(Data entries)
━━━
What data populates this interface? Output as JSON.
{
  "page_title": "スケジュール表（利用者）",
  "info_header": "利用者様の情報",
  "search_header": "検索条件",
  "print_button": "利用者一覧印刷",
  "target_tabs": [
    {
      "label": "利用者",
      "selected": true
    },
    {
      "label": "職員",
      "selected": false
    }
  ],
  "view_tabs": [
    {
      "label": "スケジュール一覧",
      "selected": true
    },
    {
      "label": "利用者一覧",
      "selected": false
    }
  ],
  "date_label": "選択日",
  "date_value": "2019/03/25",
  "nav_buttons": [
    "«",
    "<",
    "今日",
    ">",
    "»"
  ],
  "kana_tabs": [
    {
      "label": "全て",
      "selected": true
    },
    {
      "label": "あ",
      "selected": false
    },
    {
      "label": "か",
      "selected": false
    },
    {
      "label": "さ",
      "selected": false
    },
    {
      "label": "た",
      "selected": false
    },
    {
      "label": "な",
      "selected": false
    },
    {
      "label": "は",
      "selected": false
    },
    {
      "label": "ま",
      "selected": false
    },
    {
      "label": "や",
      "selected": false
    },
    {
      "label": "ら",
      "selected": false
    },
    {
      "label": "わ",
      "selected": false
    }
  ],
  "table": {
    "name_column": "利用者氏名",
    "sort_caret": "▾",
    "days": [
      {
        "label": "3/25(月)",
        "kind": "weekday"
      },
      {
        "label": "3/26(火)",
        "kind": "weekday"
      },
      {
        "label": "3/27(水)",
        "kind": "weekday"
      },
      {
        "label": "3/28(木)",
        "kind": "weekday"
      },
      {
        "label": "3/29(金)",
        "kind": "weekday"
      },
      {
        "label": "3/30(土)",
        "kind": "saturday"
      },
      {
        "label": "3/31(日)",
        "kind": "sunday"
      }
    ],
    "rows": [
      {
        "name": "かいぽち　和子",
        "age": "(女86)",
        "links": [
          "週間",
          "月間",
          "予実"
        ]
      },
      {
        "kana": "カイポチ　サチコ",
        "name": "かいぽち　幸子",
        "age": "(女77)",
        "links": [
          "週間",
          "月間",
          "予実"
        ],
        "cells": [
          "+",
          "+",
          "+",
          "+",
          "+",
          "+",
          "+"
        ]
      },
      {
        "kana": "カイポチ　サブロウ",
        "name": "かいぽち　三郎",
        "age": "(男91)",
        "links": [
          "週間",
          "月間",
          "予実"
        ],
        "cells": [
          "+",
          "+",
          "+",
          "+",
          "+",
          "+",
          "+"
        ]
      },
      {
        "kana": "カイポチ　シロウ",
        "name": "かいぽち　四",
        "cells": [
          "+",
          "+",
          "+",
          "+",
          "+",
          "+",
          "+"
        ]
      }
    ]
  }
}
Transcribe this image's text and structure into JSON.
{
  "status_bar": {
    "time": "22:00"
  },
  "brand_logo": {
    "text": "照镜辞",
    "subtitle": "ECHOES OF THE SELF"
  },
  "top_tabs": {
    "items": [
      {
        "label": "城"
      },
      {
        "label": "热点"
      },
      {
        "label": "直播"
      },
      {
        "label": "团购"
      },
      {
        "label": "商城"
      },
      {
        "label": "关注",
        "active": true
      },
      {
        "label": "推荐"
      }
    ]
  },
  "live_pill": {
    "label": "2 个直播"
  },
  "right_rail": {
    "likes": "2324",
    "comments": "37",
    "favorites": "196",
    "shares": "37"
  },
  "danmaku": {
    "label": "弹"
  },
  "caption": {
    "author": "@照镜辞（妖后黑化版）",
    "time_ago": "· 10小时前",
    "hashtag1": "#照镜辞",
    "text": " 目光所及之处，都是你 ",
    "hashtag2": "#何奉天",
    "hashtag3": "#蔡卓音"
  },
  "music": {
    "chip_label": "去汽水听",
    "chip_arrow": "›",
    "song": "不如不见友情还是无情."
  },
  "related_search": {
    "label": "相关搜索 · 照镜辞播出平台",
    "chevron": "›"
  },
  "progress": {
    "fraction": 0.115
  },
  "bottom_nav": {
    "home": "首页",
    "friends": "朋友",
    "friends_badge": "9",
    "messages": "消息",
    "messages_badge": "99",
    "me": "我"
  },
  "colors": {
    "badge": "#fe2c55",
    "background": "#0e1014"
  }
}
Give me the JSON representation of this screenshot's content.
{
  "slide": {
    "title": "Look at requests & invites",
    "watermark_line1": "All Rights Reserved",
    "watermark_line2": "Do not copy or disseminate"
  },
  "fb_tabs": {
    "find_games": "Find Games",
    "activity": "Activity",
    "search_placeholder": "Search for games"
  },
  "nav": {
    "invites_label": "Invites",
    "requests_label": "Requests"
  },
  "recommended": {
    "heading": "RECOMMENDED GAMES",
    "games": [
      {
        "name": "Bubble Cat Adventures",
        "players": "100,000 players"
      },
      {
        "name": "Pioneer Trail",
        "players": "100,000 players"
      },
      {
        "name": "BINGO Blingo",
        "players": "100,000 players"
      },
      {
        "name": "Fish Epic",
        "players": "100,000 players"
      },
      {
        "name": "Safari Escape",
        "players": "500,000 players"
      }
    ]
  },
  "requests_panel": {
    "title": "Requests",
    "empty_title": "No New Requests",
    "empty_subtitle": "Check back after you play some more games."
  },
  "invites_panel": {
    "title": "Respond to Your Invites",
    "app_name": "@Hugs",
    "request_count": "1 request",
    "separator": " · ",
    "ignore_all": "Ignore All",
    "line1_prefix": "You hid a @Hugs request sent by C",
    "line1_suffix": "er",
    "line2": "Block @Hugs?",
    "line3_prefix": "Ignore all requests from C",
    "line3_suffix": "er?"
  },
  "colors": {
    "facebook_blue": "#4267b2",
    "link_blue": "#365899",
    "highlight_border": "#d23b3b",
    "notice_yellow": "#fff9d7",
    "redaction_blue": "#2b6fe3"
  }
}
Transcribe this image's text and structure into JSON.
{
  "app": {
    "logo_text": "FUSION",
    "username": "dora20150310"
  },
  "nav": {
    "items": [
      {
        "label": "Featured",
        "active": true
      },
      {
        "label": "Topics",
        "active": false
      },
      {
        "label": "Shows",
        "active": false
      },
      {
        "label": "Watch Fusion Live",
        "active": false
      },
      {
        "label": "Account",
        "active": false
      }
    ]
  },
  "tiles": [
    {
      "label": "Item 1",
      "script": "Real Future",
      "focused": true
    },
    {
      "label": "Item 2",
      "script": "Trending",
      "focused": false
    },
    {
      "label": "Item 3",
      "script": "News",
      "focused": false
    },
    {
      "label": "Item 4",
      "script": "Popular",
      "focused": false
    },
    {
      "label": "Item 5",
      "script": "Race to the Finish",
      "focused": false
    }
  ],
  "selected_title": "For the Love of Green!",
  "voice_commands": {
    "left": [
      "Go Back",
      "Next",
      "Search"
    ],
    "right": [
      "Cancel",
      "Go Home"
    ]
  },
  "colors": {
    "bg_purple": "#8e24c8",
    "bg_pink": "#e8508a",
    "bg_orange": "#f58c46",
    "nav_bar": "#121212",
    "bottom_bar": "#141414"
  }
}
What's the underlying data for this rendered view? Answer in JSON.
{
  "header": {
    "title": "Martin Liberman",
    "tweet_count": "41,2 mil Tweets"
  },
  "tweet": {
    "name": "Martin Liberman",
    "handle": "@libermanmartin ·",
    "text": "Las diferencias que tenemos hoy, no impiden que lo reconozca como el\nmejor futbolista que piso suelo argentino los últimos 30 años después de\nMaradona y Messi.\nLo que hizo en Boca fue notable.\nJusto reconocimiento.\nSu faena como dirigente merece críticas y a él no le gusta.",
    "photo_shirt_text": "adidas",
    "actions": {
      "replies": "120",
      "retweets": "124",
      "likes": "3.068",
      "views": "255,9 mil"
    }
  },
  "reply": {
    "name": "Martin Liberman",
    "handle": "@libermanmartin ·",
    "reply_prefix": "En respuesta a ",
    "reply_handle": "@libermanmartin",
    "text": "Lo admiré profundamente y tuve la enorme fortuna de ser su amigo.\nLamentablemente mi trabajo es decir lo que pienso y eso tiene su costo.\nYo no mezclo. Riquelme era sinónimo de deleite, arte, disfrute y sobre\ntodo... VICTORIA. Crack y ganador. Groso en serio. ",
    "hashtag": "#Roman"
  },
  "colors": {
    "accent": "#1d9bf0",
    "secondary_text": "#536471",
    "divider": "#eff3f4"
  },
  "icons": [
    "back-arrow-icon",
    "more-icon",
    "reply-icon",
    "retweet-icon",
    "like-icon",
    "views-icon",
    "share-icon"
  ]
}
━━━
> _To do_
Your task is to transcribe the line containing "What's the underlying" and every line after it, through the last line of the data, exactly as written and with nothing more.

> _Reply to the task_
What's the underlying data for this rendered view? Answer in JSON.
{
  "header": {
    "title": "Martin Liberman",
    "tweet_count": "41,2 mil Tweets"
  },
  "tweet": {
    "name": "Martin Liberman",
    "handle": "@libermanmartin ·",
    "text": "Las diferencias que tenemos hoy, no impiden que lo reconozca como el\nmejor futbolista que piso suelo argentino los últimos 30 años después de\nMaradona y Messi.\nLo que hizo en Boca fue notable.\nJusto reconocimiento.\nSu faena como dirigente merece críticas y a él no le gusta.",
    "photo_shirt_text": "adidas",
    "actions": {
      "replies": "120",
      "retweets": "124",
      "likes": "3.068",
      "views": "255,9 mil"
    }
  },
  "reply": {
    "name": "Martin Liberman",
    "handle": "@libermanmartin ·",
    "reply_prefix": "En respuesta a ",
    "reply_handle": "@libermanmartin",
    "text": "Lo admiré profundamente y tuve la enorme fortuna de ser su amigo.\nLamentablemente mi trabajo es decir lo que pienso y eso tiene su costo.\nYo no mezclo. Riquelme era sinónimo de deleite, arte, disfrute y sobre\ntodo... VICTORIA. Crack y ganador. Groso en serio. ",
    "hashtag": "#Roman"
  },
  "colors": {
    "accent": "#1d9bf0",
    "secondary_text": "#536471",
    "divider": "#eff3f4"
  },
  "icons": [
    "back-arrow-icon",
    "more-icon",
    "reply-icon",
    "retweet-icon",
    "like-icon",
    "views-icon",
    "share-icon"
  ]
}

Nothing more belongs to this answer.